**Directions for this task**
Will you output all of the data below exactly, omitting the images?
-- START OF The input --
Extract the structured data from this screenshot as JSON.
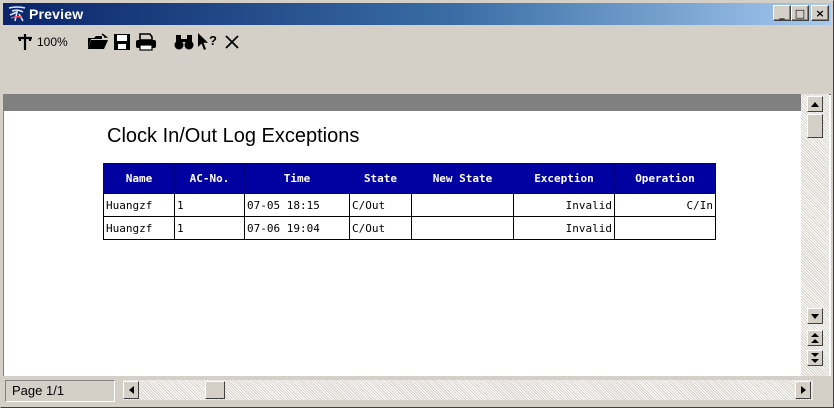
{
  "window": {
    "title": "Preview",
    "caption_buttons": {
      "minimize": "_",
      "maximize": "□",
      "close": "×"
    }
  },
  "toolbar": {
    "zoom_label": "100%",
    "icons": [
      "zoom-pin-icon",
      "open-folder-icon",
      "save-icon",
      "print-icon",
      "find-icon",
      "help-pointer-icon",
      "close-icon"
    ]
  },
  "report": {
    "title": "Clock In/Out Log Exceptions",
    "columns": [
      "Name",
      "AC-No.",
      "Time",
      "State",
      "New State",
      "Exception",
      "Operation"
    ],
    "rows": [
      [
        "Huangzf",
        "1",
        "07-05 18:15",
        "C/Out",
        "",
        "Invalid",
        "C/In"
      ],
      [
        "Huangzf",
        "1",
        "07-06 19:04",
        "C/Out",
        "",
        "Invalid",
        ""
      ]
    ]
  },
  "status": {
    "page_label": "Page 1/1"
  },
  "colors": {
    "title_bar_start": "#0a246a",
    "title_bar_end": "#a6caf0",
    "table_header_bg": "#0000a0",
    "window_face": "#d4d0c8"
  }
}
-- END OF The input --
**The output**
Extract the structured data from this screenshot as JSON.
{
  "window": {
    "title": "Preview",
    "caption_buttons": {
      "minimize": "_",
      "maximize": "□",
      "close": "×"
    }
  },
  "toolbar": {
    "zoom_label": "100%",
    "icons": [
      "zoom-pin-icon",
      "open-folder-icon",
      "save-icon",
      "print-icon",
      "find-icon",
      "help-pointer-icon",
      "close-icon"
    ]
  },
  "report": {
    "title": "Clock In/Out Log Exceptions",
    "columns": [
      "Name",
      "AC-No.",
      "Time",
      "State",
      "New State",
      "Exception",
      "Operation"
    ],
    "rows": [
      [
        "Huangzf",
        "1",
        "07-05 18:15",
        "C/Out",
        "",
        "Invalid",
        "C/In"
      ],
      [
        "Huangzf",
        "1",
        "07-06 19:04",
        "C/Out",
        "",
        "Invalid",
        ""
      ]
    ]
  },
  "status": {
    "page_label": "Page 1/1"
  },
  "colors": {
    "title_bar_start": "#0a246a",
    "title_bar_end": "#a6caf0",
    "table_header_bg": "#0000a0",
    "window_face": "#d4d0c8"
  }
}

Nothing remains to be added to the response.